Make a tally of the lines in the records that include the string "kyssa", and give only that number.

— Start DATA LINES —

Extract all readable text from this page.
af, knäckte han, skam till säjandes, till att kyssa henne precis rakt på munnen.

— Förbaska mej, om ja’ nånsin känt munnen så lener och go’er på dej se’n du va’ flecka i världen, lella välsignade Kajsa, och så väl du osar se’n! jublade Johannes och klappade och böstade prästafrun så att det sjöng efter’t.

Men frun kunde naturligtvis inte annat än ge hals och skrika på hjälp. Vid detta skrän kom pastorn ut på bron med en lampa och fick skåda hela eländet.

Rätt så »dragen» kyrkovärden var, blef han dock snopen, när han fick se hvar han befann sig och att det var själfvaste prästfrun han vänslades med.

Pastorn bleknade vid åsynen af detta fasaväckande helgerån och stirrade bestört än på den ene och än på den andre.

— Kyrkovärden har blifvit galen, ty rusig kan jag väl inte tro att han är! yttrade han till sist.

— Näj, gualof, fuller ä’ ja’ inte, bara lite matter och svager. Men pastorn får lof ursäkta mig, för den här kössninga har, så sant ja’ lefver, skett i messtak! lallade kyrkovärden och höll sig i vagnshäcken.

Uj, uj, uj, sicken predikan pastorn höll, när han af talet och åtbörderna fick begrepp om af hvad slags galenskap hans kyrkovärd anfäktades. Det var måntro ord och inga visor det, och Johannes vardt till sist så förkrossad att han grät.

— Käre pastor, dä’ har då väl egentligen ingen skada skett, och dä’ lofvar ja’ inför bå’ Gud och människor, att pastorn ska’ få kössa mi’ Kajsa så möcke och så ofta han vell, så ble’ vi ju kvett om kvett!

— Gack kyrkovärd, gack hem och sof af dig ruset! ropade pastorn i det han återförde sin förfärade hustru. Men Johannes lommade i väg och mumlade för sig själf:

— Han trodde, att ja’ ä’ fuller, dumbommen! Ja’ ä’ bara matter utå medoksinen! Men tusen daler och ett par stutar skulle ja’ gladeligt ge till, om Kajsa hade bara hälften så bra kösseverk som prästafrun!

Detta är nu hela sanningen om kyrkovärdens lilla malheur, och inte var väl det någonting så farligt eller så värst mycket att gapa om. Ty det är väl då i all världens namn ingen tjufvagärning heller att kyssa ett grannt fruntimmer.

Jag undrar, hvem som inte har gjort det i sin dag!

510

— End DATA LINES —

* REPLY TO THE TASK:
2